■ **DATASET ROWS**:
____
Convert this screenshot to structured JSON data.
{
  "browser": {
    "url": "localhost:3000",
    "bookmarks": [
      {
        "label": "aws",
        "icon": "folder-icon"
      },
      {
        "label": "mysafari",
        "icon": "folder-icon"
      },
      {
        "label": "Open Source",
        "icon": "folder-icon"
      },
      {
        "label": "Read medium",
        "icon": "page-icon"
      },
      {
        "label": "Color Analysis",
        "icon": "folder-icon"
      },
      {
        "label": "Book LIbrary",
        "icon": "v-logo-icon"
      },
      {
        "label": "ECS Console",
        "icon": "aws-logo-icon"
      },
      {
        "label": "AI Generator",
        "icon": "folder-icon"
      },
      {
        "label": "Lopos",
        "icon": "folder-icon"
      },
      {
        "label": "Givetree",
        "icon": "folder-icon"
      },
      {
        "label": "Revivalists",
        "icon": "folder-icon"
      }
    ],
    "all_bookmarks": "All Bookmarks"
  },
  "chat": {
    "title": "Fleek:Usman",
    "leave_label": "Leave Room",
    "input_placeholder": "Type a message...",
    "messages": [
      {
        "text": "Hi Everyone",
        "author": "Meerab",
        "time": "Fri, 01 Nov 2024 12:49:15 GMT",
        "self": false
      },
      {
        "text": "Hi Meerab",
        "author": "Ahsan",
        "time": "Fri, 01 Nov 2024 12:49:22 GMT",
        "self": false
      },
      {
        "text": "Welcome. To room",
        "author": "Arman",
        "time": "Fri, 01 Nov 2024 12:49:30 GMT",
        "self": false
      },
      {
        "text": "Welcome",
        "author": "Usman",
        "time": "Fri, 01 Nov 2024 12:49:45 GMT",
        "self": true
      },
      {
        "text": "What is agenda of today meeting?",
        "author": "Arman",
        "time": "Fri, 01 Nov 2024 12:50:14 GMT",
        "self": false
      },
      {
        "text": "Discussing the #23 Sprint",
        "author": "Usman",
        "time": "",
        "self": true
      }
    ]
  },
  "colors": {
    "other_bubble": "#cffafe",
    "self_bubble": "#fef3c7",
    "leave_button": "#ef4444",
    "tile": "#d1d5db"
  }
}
____
■ **EXERCISE INSTRUCTIONS**: All of the material above needs to be copied exactly.

■ **OUTPUT BELOW**:
Convert this screenshot to structured JSON data.
{
  "browser": {
    "url": "localhost:3000",
    "bookmarks": [
      {
        "label": "aws",
        "icon": "folder-icon"
      },
      {
        "label": "mysafari",
        "icon": "folder-icon"
      },
      {
        "label": "Open Source",
        "icon": "folder-icon"
      },
      {
        "label": "Read medium",
        "icon": "page-icon"
      },
      {
        "label": "Color Analysis",
        "icon": "folder-icon"
      },
      {
        "label": "Book LIbrary",
        "icon": "v-logo-icon"
      },
      {
        "label": "ECS Console",
        "icon": "aws-logo-icon"
      },
      {
        "label": "AI Generator",
        "icon": "folder-icon"
      },
      {
        "label": "Lopos",
        "icon": "folder-icon"
      },
      {
        "label": "Givetree",
        "icon": "folder-icon"
      },
      {
        "label": "Revivalists",
        "icon": "folder-icon"
      }
    ],
    "all_bookmarks": "All Bookmarks"
  },
  "chat": {
    "title": "Fleek:Usman",
    "leave_label": "Leave Room",
    "input_placeholder": "Type a message...",
    "messages": [
      {
        "text": "Hi Everyone",
        "author": "Meerab",
        "time": "Fri, 01 Nov 2024 12:49:15 GMT",
        "self": false
      },
      {
        "text": "Hi Meerab",
        "author": "Ahsan",
        "time": "Fri, 01 Nov 2024 12:49:22 GMT",
        "self": false
      },
      {
        "text": "Welcome. To room",
        "author": "Arman",
        "time": "Fri, 01 Nov 2024 12:49:30 GMT",
        "self": false
      },
      {
        "text": "Welcome",
        "author": "Usman",
        "time": "Fri, 01 Nov 2024 12:49:45 GMT",
        "self": true
      },
      {
        "text": "What is agenda of today meeting?",
        "author": "Arman",
        "time": "Fri, 01 Nov 2024 12:50:14 GMT",
        "self": false
      },
      {
        "text": "Discussing the #23 Sprint",
        "author": "Usman",
        "time": "",
        "self": true
      }
    ]
  },
  "colors": {
    "other_bubble": "#cffafe",
    "self_bubble": "#fef3c7",
    "leave_button": "#ef4444",
    "tile": "#d1d5db"
  }
}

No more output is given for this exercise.